• _Exercise objective_
Check every line of the listing below for the word "Hemophilia" and give the number of lines where it appears, with nothing added.
Content starts
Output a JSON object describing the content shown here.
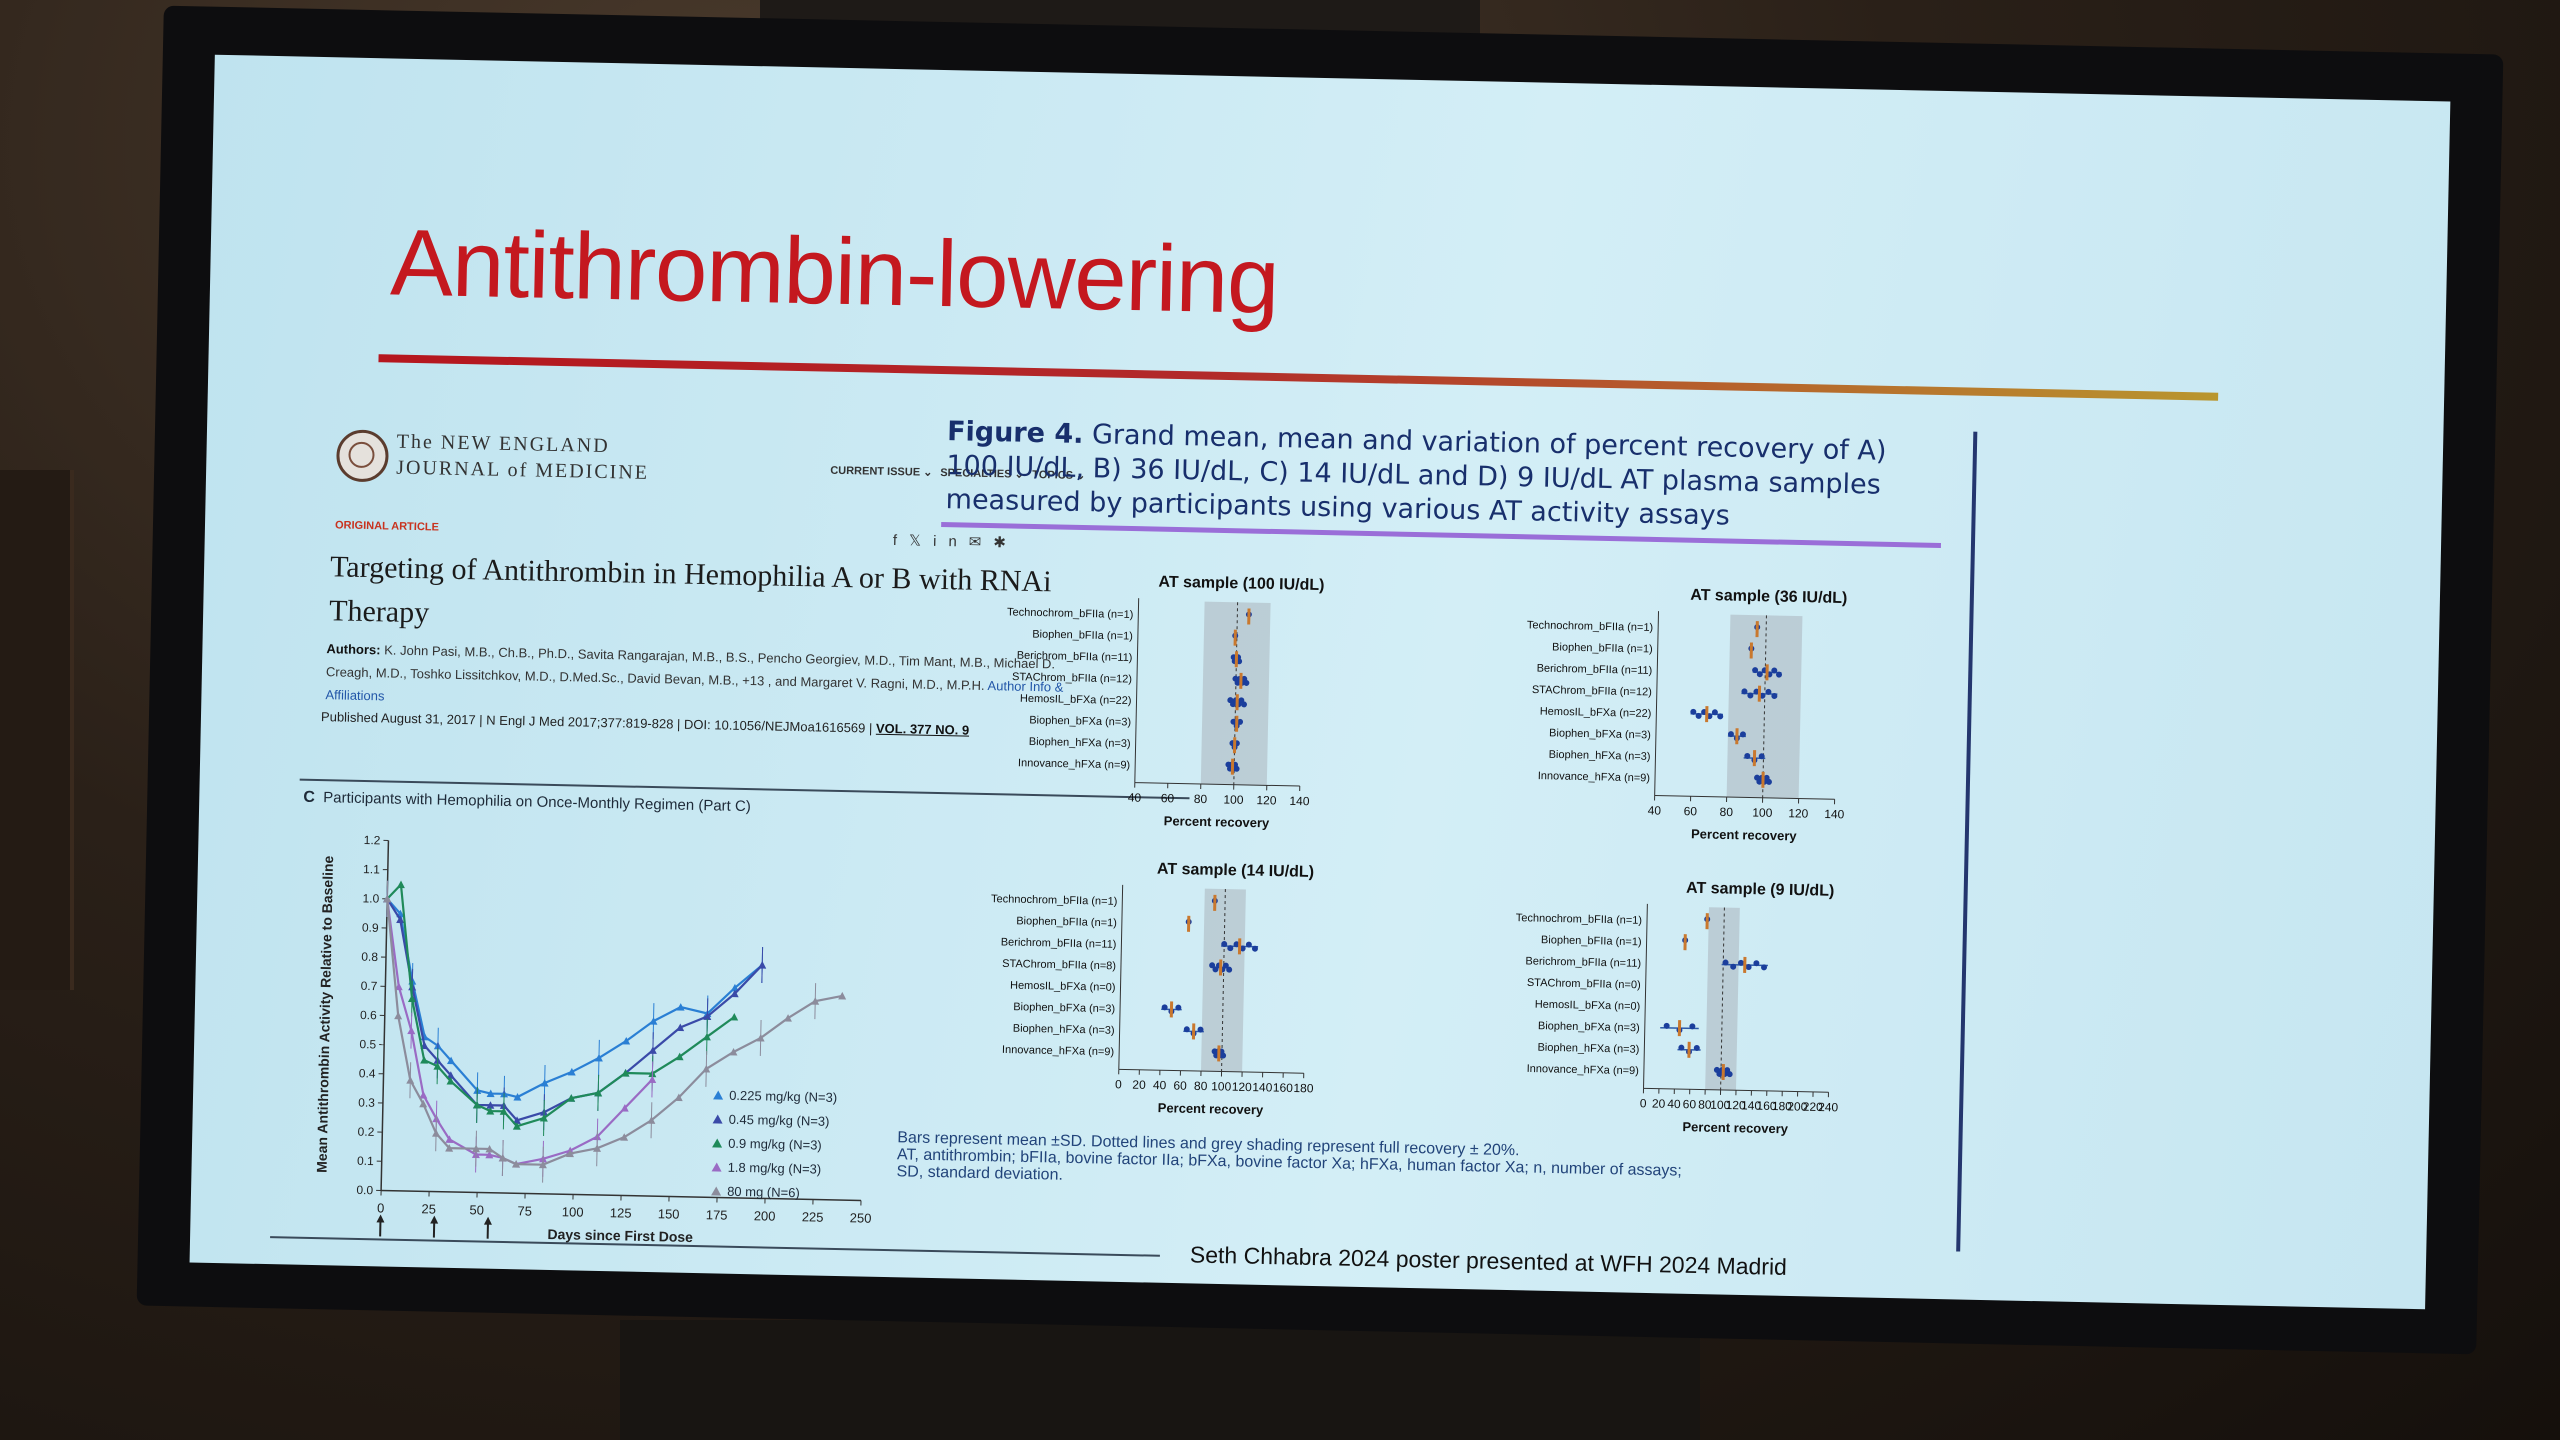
{
  "slide": {
    "title": "Antithrombin-lowering",
    "credit": "Seth Chhabra 2024 poster presented at WFH 2024 Madrid"
  },
  "article": {
    "journal_line1": "The NEW ENGLAND",
    "journal_line2": "JOURNAL of MEDICINE",
    "nav": [
      "CURRENT ISSUE ⌄",
      "SPECIALTIES ⌄",
      "TOPICS ⌄"
    ],
    "section": "ORIGINAL ARTICLE",
    "title": "Targeting of Antithrombin in Hemophilia A or B with RNAi Therapy",
    "authors_label": "Authors:",
    "authors": "K. John Pasi, M.B., Ch.B., Ph.D., Savita Rangarajan, M.B., B.S., Pencho Georgiev, M.D., Tim Mant, M.B., Michael D. Creagh, M.D., Toshko Lissitchkov, M.D., D.Med.Sc., David Bevan, M.B., +13 , and Margaret V. Ragni, M.D., M.P.H.",
    "affiliations": "Author Info & Affiliations",
    "published": "Published August 31, 2017 | N Engl J Med 2017;377:819-828 | DOI: 10.1056/NEJMoa1616569 |",
    "volume": "VOL. 377 NO. 9",
    "social_icons": [
      "facebook-icon",
      "x-icon",
      "linkedin-icon",
      "email-icon",
      "bluesky-icon"
    ]
  },
  "figure_c": {
    "panel": "C",
    "caption": "Participants with Hemophilia on Once-Monthly Regimen (Part C)",
    "ylabel": "Mean Antithrombin Activity Relative to Baseline",
    "xlabel": "Days since First Dose",
    "yticks": [
      "0.0",
      "0.1",
      "0.2",
      "0.3",
      "0.4",
      "0.5",
      "0.6",
      "0.7",
      "0.8",
      "0.9",
      "1.0",
      "1.1",
      "1.2"
    ],
    "xticks": [
      "0",
      "25",
      "50",
      "75",
      "100",
      "125",
      "150",
      "175",
      "200",
      "225",
      "250"
    ],
    "legend": [
      "0.225 mg/kg (N=3)",
      "0.45 mg/kg (N=3)",
      "0.9 mg/kg (N=3)",
      "1.8 mg/kg (N=3)",
      "80 mg (N=6)"
    ]
  },
  "figure4": {
    "label": "Figure 4.",
    "caption": "Grand mean, mean and variation of percent recovery of A) 100 IU/dL, B) 36 IU/dL, C) 14 IU/dL and D) 9 IU/dL AT plasma samples measured by participants using various AT activity assays",
    "xlabel": "Percent recovery",
    "panels": [
      {
        "title": "AT sample (100 IU/dL)",
        "rows": [
          "Technochrom_bFIIa (n=1)",
          "Biophen_bFIIa (n=1)",
          "Berichrom_bFIIa (n=11)",
          "STAChrom_bFIIa (n=12)",
          "HemosIL_bFXa (n=22)",
          "Biophen_bFXa (n=3)",
          "Biophen_hFXa (n=3)",
          "Innovance_hFXa (n=9)"
        ],
        "ticks": [
          "40",
          "60",
          "80",
          "100",
          "120",
          "140"
        ]
      },
      {
        "title": "AT sample (36 IU/dL)",
        "rows": [
          "Technochrom_bFIIa (n=1)",
          "Biophen_bFIIa (n=1)",
          "Berichrom_bFIIa (n=11)",
          "STAChrom_bFIIa (n=12)",
          "HemosIL_bFXa (n=22)",
          "Biophen_bFXa (n=3)",
          "Biophen_hFXa (n=3)",
          "Innovance_hFXa (n=9)"
        ],
        "ticks": [
          "40",
          "60",
          "80",
          "100",
          "120",
          "140"
        ]
      },
      {
        "title": "AT sample (14 IU/dL)",
        "rows": [
          "Technochrom_bFIIa (n=1)",
          "Biophen_bFIIa (n=1)",
          "Berichrom_bFIIa (n=11)",
          "STAChrom_bFIIa (n=8)",
          "HemosIL_bFXa (n=0)",
          "Biophen_bFXa (n=3)",
          "Biophen_hFXa (n=3)",
          "Innovance_hFXa (n=9)"
        ],
        "ticks": [
          "0",
          "20",
          "40",
          "60",
          "80",
          "100",
          "120",
          "140",
          "160",
          "180"
        ]
      },
      {
        "title": "AT sample (9 IU/dL)",
        "rows": [
          "Technochrom_bFIIa (n=1)",
          "Biophen_bFIIa (n=1)",
          "Berichrom_bFIIa (n=11)",
          "STAChrom_bFIIa (n=0)",
          "HemosIL_bFXa (n=0)",
          "Biophen_bFXa (n=3)",
          "Biophen_hFXa (n=3)",
          "Innovance_hFXa (n=9)"
        ],
        "ticks": [
          "0",
          "20",
          "40",
          "60",
          "80",
          "100",
          "120",
          "140",
          "160",
          "180",
          "200",
          "220",
          "240"
        ]
      }
    ],
    "notes": [
      "Bars represent mean ±SD. Dotted lines and grey shading represent full recovery ± 20%.",
      "AT, antithrombin; bFIIa, bovine factor IIa; bFXa, bovine factor Xa; hFXa, human factor Xa; n, number of assays;",
      "SD, standard deviation."
    ]
  },
  "chart_data": [
    {
      "type": "line",
      "title": "Participants with Hemophilia on Once-Monthly Regimen (Part C)",
      "xlabel": "Days since First Dose",
      "ylabel": "Mean Antithrombin Activity Relative to Baseline",
      "xlim": [
        0,
        250
      ],
      "ylim": [
        0,
        1.2
      ],
      "series": [
        {
          "name": "0.225 mg/kg (N=3)",
          "color": "#2a7fd4",
          "x": [
            0,
            7,
            14,
            21,
            28,
            35,
            49,
            56,
            63,
            70,
            84,
            98,
            112,
            126,
            140,
            154,
            168,
            182,
            196
          ],
          "y": [
            1.0,
            0.95,
            0.72,
            0.53,
            0.5,
            0.45,
            0.35,
            0.34,
            0.34,
            0.33,
            0.38,
            0.42,
            0.47,
            0.53,
            0.6,
            0.65,
            0.63,
            0.72,
            0.8
          ]
        },
        {
          "name": "0.45 mg/kg (N=3)",
          "color": "#3a4aa8",
          "x": [
            0,
            7,
            14,
            21,
            28,
            35,
            49,
            56,
            63,
            70,
            84,
            98,
            112,
            126,
            140,
            154,
            168,
            182,
            196
          ],
          "y": [
            1.0,
            0.93,
            0.7,
            0.5,
            0.45,
            0.4,
            0.3,
            0.3,
            0.3,
            0.25,
            0.28,
            0.33,
            0.35,
            0.42,
            0.5,
            0.58,
            0.62,
            0.7,
            0.8
          ]
        },
        {
          "name": "0.9 mg/kg (N=3)",
          "color": "#1f8a5a",
          "x": [
            0,
            7,
            14,
            21,
            28,
            35,
            49,
            56,
            63,
            70,
            84,
            98,
            112,
            126,
            140,
            154,
            168,
            182
          ],
          "y": [
            1.0,
            1.05,
            0.66,
            0.45,
            0.43,
            0.38,
            0.3,
            0.28,
            0.28,
            0.23,
            0.26,
            0.33,
            0.35,
            0.42,
            0.42,
            0.48,
            0.55,
            0.62
          ]
        },
        {
          "name": "1.8 mg/kg (N=3)",
          "color": "#9a6bc4",
          "x": [
            0,
            7,
            14,
            21,
            28,
            35,
            49,
            56,
            63,
            70,
            84,
            98,
            112,
            126,
            140
          ],
          "y": [
            1.0,
            0.7,
            0.55,
            0.33,
            0.25,
            0.18,
            0.13,
            0.13,
            0.12,
            0.1,
            0.12,
            0.15,
            0.2,
            0.3,
            0.4
          ]
        },
        {
          "name": "80 mg (N=6)",
          "color": "#8c8c9c",
          "x": [
            0,
            7,
            14,
            21,
            28,
            35,
            49,
            56,
            63,
            70,
            84,
            98,
            112,
            126,
            140,
            154,
            168,
            182,
            196,
            210,
            224,
            238
          ],
          "y": [
            1.0,
            0.6,
            0.38,
            0.3,
            0.2,
            0.15,
            0.15,
            0.15,
            0.12,
            0.1,
            0.1,
            0.14,
            0.16,
            0.2,
            0.26,
            0.34,
            0.44,
            0.5,
            0.55,
            0.62,
            0.68,
            0.7
          ]
        }
      ]
    },
    {
      "type": "scatter",
      "title": "AT sample (100 IU/dL)",
      "xlabel": "Percent recovery",
      "xlim": [
        40,
        140
      ],
      "categories": [
        "Technochrom_bFIIa (n=1)",
        "Biophen_bFIIa (n=1)",
        "Berichrom_bFIIa (n=11)",
        "STAChrom_bFIIa (n=12)",
        "HemosIL_bFXa (n=22)",
        "Biophen_bFXa (n=3)",
        "Biophen_hFXa (n=3)",
        "Innovance_hFXa (n=9)"
      ],
      "means": [
        107,
        99,
        100,
        103,
        101,
        101,
        100,
        99
      ],
      "sd": [
        0,
        0,
        2,
        4,
        5,
        3,
        2,
        3
      ]
    },
    {
      "type": "scatter",
      "title": "AT sample (36 IU/dL)",
      "xlabel": "Percent recovery",
      "xlim": [
        40,
        140
      ],
      "categories": [
        "Technochrom_bFIIa (n=1)",
        "Biophen_bFIIa (n=1)",
        "Berichrom_bFIIa (n=11)",
        "STAChrom_bFIIa (n=12)",
        "HemosIL_bFXa (n=22)",
        "Biophen_bFXa (n=3)",
        "Biophen_hFXa (n=3)",
        "Innovance_hFXa (n=9)"
      ],
      "means": [
        95,
        92,
        101,
        97,
        68,
        85,
        95,
        100
      ],
      "sd": [
        0,
        0,
        8,
        10,
        9,
        5,
        6,
        4
      ]
    },
    {
      "type": "scatter",
      "title": "AT sample (14 IU/dL)",
      "xlabel": "Percent recovery",
      "xlim": [
        0,
        180
      ],
      "categories": [
        "Technochrom_bFIIa (n=1)",
        "Biophen_bFIIa (n=1)",
        "Berichrom_bFIIa (n=11)",
        "STAChrom_bFIIa (n=8)",
        "HemosIL_bFXa (n=0)",
        "Biophen_bFXa (n=3)",
        "Biophen_hFXa (n=3)",
        "Innovance_hFXa (n=9)"
      ],
      "means": [
        90,
        65,
        115,
        97,
        null,
        50,
        72,
        97
      ],
      "sd": [
        0,
        0,
        18,
        10,
        0,
        10,
        10,
        5
      ]
    },
    {
      "type": "scatter",
      "title": "AT sample (9 IU/dL)",
      "xlabel": "Percent recovery",
      "xlim": [
        0,
        240
      ],
      "categories": [
        "Technochrom_bFIIa (n=1)",
        "Biophen_bFIIa (n=1)",
        "Berichrom_bFIIa (n=11)",
        "STAChrom_bFIIa (n=0)",
        "HemosIL_bFXa (n=0)",
        "Biophen_bFXa (n=3)",
        "Biophen_hFXa (n=3)",
        "Innovance_hFXa (n=9)"
      ],
      "means": [
        78,
        50,
        128,
        null,
        null,
        45,
        58,
        103
      ],
      "sd": [
        0,
        0,
        30,
        0,
        0,
        25,
        15,
        10
      ]
    }
  ]
}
Content ends
• _Response below_
3